*Written instruction*:
Locate every line below that contains the word "color" and copy it.
------------
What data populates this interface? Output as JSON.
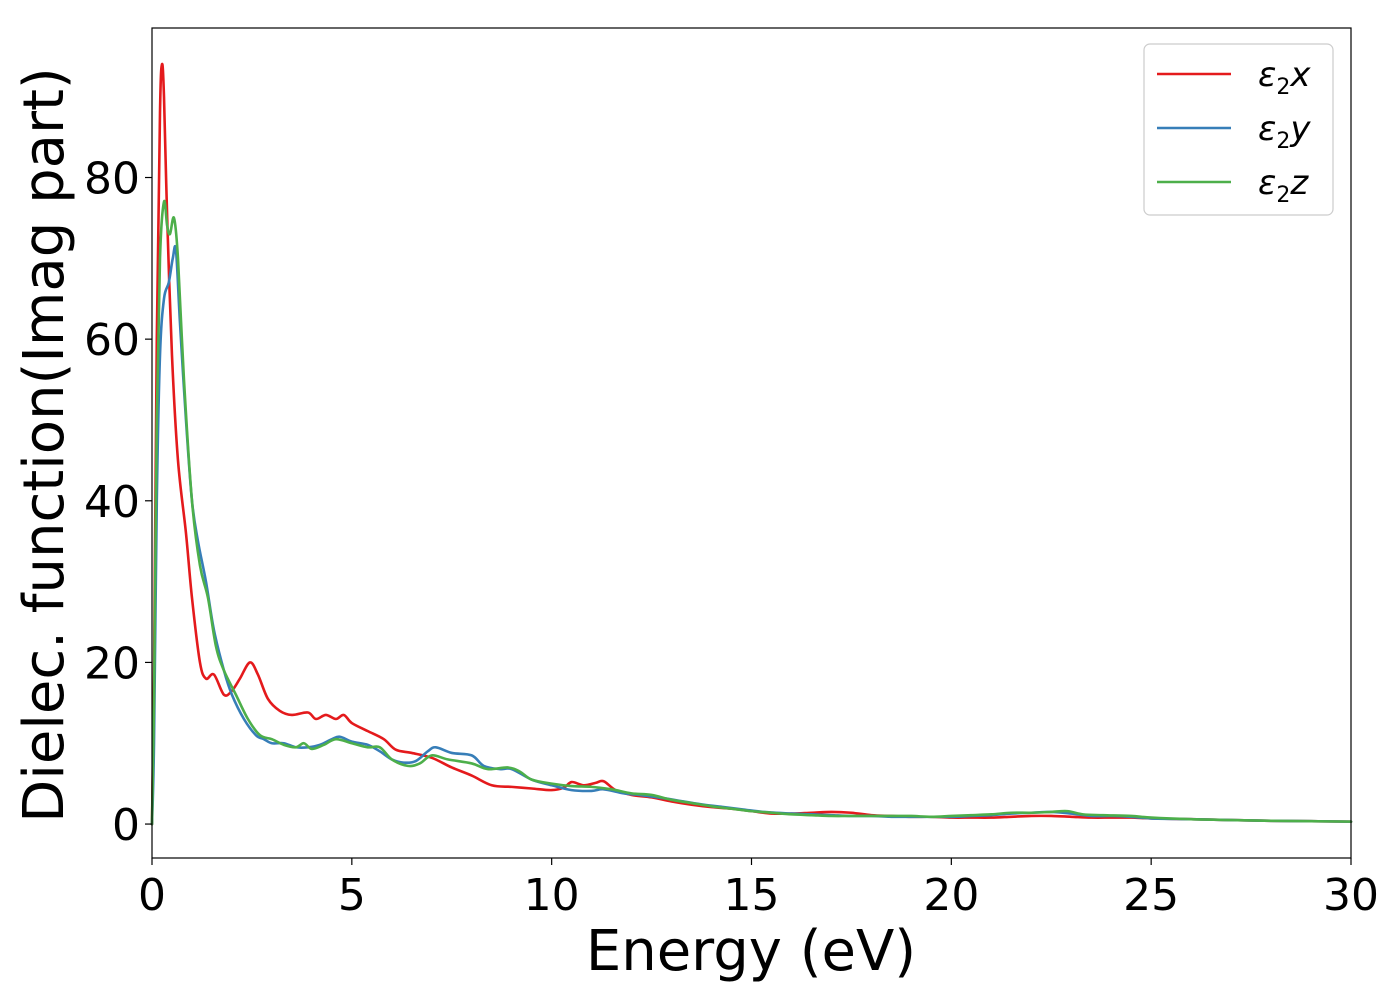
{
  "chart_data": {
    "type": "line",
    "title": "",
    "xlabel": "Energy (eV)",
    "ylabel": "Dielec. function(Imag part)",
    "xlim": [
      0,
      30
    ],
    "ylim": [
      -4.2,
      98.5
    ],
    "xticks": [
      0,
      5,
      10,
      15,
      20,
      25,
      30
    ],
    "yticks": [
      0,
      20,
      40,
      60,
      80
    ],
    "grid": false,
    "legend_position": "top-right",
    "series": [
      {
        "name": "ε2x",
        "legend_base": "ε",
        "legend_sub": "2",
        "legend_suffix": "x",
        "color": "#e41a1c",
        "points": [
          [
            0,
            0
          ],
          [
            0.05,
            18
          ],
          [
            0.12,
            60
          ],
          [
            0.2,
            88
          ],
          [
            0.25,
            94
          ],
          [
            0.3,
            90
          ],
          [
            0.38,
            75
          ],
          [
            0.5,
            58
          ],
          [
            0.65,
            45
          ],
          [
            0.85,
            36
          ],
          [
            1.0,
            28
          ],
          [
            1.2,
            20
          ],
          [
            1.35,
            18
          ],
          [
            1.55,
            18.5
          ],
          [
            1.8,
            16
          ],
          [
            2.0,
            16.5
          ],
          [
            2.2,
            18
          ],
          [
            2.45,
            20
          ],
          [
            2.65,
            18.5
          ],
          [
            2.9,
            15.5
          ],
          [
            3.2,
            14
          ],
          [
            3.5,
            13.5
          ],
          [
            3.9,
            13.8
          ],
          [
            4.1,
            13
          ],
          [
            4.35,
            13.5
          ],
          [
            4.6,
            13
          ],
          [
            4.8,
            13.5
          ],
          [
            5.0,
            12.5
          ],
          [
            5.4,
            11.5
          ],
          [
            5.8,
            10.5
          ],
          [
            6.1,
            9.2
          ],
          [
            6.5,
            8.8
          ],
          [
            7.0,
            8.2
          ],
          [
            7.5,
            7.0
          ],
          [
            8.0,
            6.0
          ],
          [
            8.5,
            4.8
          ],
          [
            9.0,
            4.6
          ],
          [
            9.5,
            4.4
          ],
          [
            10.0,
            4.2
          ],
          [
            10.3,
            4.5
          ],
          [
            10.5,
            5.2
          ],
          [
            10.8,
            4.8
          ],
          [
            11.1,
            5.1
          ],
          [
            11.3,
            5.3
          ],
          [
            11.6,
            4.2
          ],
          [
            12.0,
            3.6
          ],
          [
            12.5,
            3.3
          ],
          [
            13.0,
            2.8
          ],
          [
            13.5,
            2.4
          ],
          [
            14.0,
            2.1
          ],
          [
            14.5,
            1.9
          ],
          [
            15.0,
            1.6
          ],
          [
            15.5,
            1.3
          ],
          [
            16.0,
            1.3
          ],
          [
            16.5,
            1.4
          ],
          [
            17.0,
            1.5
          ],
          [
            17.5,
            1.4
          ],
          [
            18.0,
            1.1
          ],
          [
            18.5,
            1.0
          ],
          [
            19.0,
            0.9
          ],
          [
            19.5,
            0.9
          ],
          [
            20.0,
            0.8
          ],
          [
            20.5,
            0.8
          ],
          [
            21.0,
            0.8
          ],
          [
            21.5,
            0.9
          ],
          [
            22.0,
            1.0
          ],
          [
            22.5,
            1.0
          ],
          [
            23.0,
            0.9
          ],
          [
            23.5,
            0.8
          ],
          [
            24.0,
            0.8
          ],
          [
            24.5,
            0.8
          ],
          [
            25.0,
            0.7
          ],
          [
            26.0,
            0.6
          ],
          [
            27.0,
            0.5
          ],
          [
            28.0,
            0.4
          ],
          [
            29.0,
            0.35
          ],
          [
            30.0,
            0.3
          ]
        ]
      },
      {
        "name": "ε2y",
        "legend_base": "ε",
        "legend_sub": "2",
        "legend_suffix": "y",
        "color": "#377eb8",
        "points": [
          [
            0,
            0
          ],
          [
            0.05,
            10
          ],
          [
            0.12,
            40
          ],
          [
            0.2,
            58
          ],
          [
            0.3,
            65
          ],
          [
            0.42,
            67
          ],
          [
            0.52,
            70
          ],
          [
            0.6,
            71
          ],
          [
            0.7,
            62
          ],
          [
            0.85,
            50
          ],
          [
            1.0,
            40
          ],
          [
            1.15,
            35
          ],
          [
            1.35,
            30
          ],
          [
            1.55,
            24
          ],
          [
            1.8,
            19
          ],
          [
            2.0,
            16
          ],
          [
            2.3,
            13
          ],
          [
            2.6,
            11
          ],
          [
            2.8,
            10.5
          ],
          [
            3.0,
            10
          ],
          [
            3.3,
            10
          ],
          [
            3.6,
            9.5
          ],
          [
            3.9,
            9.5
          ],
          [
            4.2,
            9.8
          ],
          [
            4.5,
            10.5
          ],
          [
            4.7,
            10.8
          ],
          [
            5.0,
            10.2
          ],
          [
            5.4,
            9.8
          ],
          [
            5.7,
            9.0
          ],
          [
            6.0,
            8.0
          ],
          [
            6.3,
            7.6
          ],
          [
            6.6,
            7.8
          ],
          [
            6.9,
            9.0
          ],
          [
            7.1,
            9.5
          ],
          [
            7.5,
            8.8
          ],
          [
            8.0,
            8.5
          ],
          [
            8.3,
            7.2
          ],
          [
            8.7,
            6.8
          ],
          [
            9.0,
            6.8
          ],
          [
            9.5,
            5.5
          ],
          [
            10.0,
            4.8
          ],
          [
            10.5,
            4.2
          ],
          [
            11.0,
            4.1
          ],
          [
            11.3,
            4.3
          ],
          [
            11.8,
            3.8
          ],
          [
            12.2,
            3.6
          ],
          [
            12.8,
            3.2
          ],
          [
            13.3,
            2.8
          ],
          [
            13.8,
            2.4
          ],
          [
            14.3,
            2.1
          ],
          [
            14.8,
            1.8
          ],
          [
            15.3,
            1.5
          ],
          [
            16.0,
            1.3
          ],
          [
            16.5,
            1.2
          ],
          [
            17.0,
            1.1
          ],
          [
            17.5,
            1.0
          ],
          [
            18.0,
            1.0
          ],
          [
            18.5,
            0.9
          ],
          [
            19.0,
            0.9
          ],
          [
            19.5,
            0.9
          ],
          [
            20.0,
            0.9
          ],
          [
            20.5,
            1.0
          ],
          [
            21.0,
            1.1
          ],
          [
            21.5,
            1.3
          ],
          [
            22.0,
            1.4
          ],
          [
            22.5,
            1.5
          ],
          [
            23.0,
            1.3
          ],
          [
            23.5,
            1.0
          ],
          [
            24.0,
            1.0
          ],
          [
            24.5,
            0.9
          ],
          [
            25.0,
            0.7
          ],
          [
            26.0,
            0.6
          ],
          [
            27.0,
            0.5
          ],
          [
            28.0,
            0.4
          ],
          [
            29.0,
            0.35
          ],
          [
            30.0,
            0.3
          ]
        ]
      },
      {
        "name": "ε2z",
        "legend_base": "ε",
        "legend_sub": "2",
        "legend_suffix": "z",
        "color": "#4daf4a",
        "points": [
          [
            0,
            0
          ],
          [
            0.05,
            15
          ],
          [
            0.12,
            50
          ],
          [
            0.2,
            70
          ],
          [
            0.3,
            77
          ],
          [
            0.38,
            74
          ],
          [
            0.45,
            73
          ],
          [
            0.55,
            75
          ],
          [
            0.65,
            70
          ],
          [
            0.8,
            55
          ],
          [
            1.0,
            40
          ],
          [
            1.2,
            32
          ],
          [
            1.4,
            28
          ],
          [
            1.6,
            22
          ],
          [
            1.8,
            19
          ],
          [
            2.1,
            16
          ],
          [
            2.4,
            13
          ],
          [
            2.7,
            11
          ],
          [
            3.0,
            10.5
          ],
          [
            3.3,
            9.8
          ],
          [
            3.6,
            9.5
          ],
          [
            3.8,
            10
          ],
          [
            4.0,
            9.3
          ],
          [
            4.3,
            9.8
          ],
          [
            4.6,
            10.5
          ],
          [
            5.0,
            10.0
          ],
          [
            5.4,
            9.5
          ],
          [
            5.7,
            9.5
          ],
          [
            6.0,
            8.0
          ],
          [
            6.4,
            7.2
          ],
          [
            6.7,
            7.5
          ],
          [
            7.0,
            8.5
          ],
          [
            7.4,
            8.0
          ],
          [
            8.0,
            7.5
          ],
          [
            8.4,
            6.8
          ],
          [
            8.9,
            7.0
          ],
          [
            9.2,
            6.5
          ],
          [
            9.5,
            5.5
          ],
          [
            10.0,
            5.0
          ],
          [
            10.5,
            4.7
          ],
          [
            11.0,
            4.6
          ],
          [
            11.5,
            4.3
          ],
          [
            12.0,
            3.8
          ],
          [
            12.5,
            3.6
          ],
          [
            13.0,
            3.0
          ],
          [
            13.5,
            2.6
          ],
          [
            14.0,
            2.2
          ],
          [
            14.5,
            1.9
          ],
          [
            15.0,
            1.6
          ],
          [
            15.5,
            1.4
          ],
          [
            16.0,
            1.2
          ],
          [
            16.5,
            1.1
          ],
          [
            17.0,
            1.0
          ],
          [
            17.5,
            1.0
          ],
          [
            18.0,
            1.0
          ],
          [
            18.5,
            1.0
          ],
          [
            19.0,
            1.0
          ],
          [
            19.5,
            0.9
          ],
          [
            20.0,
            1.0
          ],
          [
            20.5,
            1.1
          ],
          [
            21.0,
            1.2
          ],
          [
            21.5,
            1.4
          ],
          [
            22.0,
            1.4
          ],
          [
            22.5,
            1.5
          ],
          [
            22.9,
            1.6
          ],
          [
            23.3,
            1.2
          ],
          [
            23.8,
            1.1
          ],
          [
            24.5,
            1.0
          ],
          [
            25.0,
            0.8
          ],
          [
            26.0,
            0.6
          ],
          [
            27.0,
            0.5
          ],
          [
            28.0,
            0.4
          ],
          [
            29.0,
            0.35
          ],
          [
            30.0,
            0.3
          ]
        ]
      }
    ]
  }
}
------------
*Full answer*:
        "color": "#e41a1c",
        "color": "#377eb8",
        "color": "#4daf4a",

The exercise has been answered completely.